> AIM OF THE TASK
Only lines holding the word "close" should be copied from the material.

** begin **

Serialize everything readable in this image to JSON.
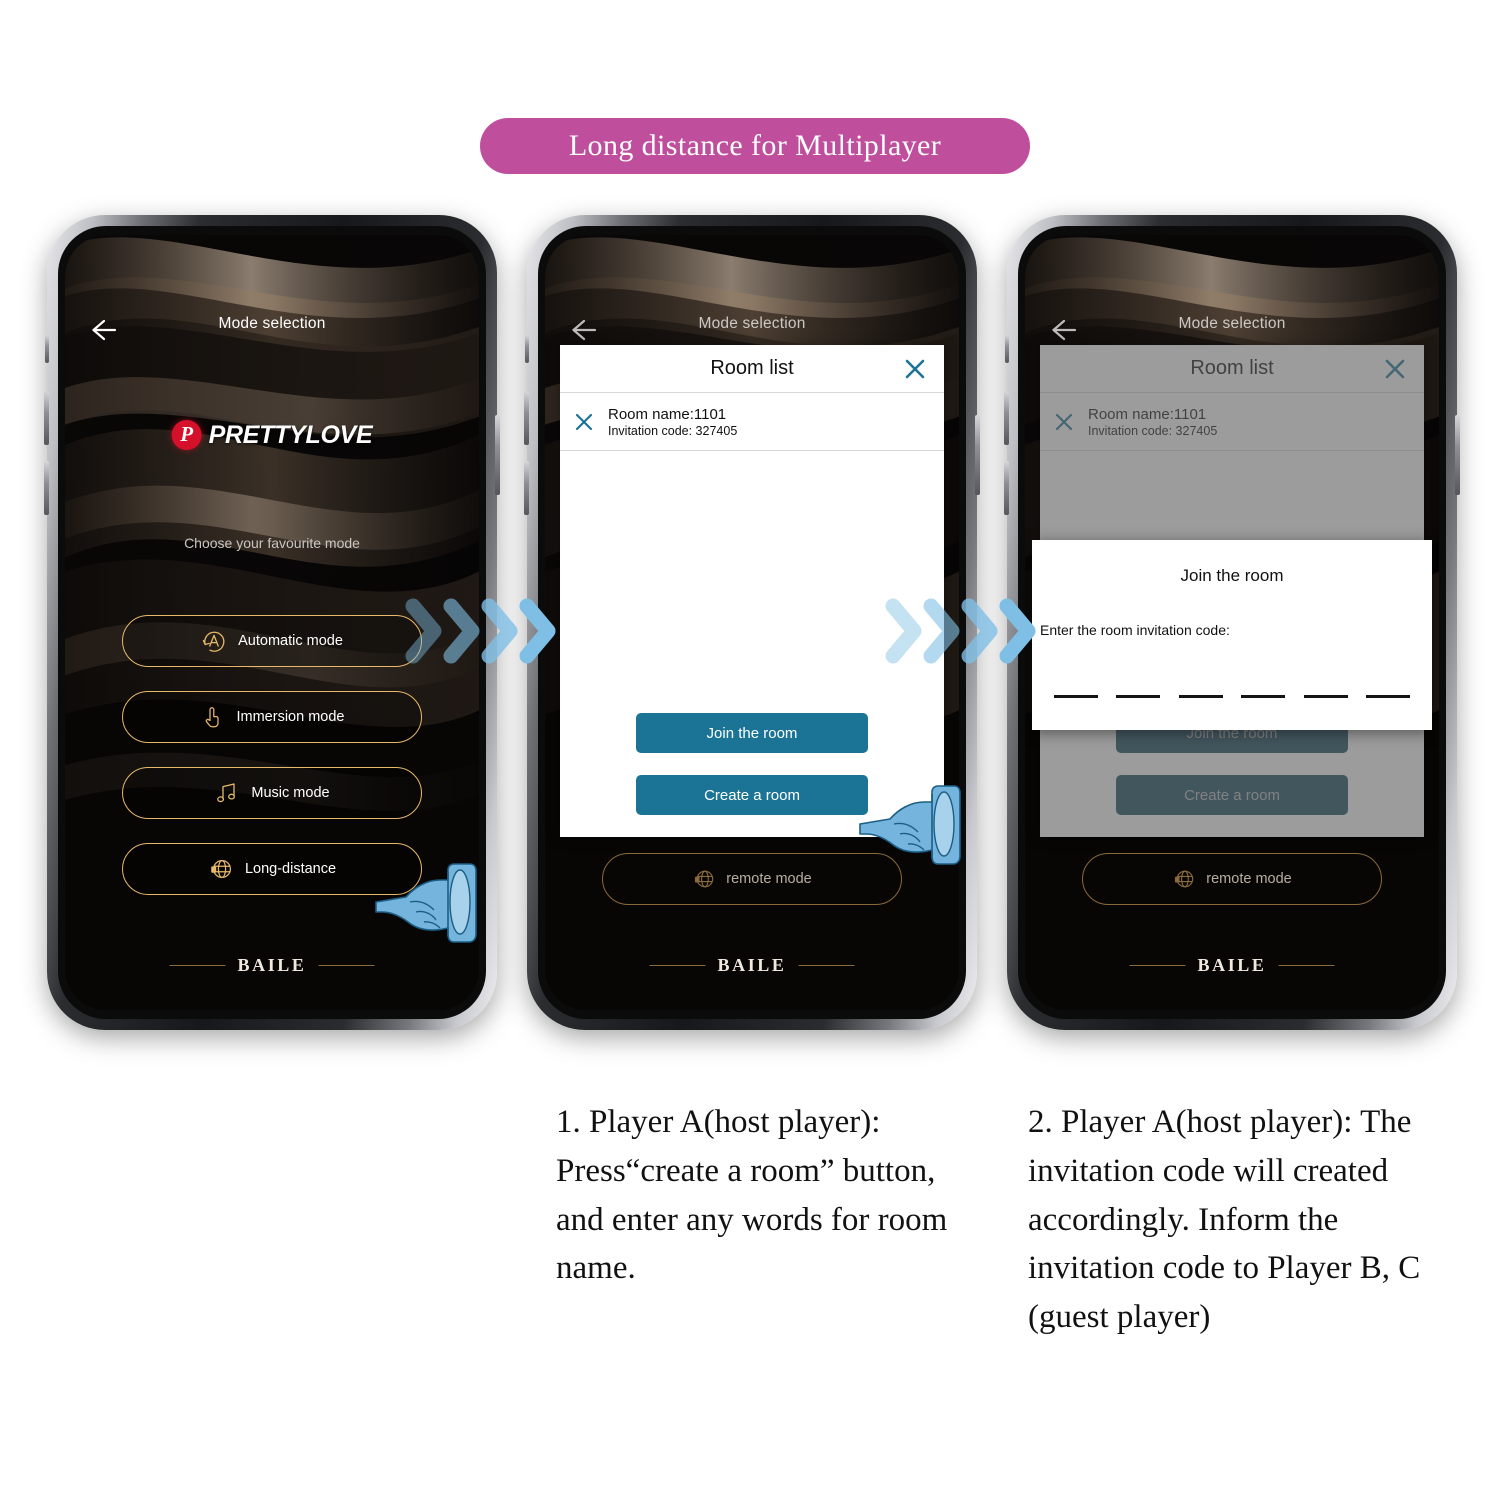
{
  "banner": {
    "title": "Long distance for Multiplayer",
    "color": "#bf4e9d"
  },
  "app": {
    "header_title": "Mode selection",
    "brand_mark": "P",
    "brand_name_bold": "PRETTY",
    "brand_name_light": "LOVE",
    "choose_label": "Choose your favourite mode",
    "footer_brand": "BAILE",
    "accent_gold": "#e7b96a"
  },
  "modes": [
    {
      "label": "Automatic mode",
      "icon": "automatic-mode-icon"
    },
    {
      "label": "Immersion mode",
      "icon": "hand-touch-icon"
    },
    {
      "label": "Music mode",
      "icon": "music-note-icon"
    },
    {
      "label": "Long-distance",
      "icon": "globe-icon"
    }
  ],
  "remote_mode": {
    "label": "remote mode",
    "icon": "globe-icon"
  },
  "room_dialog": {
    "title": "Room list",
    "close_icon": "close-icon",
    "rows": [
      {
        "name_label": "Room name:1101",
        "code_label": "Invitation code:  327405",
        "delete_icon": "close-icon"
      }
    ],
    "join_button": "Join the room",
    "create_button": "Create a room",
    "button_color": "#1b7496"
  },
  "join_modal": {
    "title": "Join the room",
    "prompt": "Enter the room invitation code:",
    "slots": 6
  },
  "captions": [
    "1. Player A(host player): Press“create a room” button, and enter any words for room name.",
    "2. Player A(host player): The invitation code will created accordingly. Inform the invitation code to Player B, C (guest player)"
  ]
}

** end **

> ANSWER FOR THE TASK
    "close_icon": "close-icon",
        "delete_icon": "close-icon"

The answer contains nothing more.